* TASK *
Present each line of the entries below that holds the word "chatBoot".

* RECORDS *
########################################

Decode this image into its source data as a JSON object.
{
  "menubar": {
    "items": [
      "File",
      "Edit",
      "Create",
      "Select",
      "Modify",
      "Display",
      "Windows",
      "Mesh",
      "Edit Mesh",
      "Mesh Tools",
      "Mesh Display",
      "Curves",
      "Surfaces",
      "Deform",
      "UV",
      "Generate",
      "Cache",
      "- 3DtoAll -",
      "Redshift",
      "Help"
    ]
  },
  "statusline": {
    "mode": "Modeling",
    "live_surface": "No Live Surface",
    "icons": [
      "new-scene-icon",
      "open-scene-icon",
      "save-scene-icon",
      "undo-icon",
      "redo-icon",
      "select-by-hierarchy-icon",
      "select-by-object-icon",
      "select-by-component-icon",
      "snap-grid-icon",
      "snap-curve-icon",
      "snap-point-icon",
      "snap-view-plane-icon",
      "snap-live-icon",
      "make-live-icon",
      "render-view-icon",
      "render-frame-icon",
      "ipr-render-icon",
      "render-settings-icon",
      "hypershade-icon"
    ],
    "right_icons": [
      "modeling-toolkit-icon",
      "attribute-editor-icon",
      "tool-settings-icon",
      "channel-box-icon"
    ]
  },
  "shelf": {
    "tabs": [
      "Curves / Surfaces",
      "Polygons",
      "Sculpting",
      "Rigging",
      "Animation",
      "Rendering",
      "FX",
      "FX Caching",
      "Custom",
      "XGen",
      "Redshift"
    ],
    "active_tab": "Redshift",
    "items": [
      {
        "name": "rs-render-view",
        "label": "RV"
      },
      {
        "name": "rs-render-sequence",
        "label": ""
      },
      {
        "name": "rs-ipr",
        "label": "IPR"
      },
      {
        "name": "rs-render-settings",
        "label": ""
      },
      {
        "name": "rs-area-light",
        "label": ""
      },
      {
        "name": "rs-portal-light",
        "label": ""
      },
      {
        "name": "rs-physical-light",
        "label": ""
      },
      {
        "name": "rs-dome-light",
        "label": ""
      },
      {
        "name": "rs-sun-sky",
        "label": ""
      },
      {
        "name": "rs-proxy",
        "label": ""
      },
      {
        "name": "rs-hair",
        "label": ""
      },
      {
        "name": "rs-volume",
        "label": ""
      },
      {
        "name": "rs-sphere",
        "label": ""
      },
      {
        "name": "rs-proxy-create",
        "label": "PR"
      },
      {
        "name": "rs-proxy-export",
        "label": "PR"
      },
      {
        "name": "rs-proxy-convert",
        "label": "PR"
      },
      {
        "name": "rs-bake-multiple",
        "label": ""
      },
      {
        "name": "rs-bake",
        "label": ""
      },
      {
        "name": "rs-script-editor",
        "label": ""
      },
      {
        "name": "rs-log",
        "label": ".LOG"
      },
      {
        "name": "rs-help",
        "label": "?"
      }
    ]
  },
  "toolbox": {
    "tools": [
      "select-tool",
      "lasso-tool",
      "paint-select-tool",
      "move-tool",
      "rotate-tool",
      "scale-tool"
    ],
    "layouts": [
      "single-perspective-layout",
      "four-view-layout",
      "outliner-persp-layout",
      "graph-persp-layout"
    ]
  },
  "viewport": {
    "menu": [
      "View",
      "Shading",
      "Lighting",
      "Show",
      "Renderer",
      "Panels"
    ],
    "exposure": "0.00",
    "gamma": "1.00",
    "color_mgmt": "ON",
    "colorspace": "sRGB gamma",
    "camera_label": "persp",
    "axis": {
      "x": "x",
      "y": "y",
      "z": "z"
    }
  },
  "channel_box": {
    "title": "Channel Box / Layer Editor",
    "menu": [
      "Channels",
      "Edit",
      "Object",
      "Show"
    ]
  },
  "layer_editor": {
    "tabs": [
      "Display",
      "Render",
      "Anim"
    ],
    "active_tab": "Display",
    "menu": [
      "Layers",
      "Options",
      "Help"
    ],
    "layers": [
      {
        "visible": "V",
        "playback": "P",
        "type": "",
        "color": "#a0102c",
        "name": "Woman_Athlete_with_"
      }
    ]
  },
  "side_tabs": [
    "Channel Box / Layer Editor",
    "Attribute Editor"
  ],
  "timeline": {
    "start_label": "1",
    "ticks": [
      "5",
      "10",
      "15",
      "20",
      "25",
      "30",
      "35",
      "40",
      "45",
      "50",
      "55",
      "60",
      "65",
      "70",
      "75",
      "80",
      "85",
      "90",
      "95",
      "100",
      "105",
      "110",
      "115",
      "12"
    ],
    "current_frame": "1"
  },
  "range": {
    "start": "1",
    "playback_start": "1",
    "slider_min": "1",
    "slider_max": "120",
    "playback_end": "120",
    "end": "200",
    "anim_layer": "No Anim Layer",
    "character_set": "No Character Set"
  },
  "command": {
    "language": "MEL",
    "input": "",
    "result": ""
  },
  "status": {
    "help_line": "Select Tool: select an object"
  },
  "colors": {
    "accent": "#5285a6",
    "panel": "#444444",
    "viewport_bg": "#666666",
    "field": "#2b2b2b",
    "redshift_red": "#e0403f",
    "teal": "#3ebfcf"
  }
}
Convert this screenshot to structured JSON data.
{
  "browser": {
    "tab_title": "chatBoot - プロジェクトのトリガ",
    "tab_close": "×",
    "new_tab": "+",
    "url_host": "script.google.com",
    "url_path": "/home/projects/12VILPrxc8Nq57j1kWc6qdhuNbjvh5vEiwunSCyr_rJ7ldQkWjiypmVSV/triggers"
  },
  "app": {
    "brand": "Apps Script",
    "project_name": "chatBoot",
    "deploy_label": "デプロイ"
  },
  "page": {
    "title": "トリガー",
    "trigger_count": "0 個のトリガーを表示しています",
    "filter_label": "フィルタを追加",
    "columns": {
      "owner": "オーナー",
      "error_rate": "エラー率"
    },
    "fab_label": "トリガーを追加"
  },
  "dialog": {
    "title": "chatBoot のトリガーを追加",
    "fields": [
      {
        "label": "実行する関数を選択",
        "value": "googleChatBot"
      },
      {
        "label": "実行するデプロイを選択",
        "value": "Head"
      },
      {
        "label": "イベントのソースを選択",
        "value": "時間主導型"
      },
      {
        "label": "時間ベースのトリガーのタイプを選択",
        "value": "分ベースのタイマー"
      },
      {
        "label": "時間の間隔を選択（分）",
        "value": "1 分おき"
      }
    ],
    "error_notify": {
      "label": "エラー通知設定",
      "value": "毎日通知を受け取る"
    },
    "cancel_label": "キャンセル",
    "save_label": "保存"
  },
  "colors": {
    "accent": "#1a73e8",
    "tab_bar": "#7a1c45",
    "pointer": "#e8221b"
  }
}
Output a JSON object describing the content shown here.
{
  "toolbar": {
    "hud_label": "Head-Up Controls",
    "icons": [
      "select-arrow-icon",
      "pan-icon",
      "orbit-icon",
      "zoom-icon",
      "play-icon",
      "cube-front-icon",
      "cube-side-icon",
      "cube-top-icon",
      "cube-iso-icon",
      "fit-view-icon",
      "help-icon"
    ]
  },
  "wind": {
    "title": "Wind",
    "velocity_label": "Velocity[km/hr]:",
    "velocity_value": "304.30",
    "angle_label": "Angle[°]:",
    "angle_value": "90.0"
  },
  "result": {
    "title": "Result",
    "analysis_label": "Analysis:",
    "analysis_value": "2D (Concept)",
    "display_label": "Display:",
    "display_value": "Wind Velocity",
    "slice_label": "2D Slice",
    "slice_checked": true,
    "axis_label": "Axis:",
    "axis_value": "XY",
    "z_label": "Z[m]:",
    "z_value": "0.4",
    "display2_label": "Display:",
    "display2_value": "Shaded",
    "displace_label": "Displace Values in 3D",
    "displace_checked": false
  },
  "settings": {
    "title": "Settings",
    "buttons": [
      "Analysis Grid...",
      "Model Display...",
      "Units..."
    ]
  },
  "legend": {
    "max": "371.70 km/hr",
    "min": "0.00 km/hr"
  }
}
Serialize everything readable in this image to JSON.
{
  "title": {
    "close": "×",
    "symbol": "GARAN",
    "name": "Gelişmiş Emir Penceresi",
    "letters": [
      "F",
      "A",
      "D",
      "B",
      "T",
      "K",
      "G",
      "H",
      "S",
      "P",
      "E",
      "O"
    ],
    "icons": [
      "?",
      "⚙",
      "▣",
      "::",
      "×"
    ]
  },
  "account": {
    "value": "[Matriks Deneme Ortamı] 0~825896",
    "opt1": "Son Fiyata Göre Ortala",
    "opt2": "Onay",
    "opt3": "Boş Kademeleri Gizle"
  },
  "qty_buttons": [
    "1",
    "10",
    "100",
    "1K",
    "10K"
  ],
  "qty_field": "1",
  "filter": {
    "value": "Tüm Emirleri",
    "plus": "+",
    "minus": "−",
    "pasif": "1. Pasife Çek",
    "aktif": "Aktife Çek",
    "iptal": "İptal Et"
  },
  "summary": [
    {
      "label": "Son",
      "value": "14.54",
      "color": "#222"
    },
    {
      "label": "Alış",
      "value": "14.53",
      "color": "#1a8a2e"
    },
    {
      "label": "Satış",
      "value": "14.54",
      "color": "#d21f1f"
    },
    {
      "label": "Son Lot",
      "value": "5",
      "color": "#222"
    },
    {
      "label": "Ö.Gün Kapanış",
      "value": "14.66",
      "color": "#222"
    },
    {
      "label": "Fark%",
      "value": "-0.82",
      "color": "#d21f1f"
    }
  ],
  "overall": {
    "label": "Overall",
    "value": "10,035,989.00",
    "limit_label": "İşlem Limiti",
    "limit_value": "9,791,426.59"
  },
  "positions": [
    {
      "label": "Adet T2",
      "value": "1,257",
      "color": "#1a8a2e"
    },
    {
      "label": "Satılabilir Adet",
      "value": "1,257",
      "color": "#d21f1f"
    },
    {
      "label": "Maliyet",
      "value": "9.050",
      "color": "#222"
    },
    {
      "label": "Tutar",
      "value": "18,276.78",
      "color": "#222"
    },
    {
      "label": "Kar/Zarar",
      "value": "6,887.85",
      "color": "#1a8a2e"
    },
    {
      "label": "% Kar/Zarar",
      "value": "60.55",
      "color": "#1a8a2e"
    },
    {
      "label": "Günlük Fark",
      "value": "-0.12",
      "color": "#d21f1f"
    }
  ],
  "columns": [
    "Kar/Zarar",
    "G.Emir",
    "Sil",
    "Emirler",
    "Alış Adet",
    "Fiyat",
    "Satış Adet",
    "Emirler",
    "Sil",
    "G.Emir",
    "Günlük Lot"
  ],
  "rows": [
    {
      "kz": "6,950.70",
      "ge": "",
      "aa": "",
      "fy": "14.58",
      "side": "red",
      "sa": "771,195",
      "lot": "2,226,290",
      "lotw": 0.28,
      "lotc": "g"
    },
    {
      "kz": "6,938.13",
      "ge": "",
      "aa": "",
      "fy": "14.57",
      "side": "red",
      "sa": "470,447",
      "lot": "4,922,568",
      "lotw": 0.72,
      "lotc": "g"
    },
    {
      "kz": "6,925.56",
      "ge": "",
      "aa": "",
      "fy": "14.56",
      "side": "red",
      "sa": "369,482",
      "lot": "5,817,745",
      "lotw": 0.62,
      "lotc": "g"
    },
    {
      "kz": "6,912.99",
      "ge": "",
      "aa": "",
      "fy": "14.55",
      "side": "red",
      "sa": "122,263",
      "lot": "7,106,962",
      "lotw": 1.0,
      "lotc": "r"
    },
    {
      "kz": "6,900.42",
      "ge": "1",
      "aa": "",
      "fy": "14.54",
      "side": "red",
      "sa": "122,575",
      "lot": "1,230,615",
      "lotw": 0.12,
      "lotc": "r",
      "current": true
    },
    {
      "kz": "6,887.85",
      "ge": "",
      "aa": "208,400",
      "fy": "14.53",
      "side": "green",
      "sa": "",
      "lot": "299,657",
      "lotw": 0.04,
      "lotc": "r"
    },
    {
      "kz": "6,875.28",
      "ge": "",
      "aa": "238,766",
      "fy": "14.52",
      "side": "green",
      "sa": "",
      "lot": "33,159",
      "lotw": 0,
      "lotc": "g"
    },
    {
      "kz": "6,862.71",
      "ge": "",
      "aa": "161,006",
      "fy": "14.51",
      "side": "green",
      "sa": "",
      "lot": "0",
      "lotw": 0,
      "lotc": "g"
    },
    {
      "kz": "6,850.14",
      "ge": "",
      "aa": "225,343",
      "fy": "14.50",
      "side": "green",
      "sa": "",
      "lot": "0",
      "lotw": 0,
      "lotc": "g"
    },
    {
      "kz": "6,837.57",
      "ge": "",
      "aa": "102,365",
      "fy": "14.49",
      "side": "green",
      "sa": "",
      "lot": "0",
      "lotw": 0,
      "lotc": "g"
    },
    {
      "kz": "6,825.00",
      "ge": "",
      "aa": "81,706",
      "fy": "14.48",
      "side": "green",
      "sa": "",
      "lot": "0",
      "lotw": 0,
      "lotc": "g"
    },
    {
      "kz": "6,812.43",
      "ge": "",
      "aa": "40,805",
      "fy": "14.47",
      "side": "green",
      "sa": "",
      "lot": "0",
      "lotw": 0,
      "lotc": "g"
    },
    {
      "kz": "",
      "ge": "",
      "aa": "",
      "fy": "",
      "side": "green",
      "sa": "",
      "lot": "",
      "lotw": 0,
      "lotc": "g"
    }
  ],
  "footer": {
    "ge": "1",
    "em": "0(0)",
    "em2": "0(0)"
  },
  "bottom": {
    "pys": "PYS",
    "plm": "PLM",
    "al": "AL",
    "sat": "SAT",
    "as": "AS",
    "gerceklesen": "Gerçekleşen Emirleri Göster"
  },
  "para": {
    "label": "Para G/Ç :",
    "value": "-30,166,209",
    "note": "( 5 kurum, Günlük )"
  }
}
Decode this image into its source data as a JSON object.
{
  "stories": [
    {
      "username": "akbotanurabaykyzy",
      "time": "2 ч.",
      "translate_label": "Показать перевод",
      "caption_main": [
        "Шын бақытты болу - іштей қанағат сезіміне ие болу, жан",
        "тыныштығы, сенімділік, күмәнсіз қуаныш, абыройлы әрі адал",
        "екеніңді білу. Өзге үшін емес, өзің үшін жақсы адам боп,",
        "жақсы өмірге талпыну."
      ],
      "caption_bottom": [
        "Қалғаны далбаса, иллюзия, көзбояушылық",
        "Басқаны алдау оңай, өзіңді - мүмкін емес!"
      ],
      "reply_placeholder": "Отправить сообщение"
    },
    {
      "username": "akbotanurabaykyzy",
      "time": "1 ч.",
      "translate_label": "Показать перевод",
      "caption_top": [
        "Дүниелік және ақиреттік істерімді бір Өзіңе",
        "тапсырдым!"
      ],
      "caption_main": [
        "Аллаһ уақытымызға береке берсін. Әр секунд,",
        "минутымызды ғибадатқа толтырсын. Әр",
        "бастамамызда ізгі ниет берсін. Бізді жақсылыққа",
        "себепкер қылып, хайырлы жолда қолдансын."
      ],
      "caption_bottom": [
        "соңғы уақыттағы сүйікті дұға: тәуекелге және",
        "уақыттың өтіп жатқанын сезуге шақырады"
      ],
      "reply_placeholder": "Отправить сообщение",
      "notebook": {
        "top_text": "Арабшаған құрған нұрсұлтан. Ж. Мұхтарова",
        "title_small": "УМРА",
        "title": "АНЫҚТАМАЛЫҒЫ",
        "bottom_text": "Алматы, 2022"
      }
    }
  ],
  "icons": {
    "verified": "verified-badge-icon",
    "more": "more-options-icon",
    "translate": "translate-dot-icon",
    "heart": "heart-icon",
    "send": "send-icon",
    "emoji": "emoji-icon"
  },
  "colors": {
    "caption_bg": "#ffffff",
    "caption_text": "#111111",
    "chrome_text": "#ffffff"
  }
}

########################################

* FULL SOLUTION *
    "tab_title": "chatBoot - プロジェクトのトリガ",
    "project_name": "chatBoot",
    "title": "chatBoot のトリガーを追加",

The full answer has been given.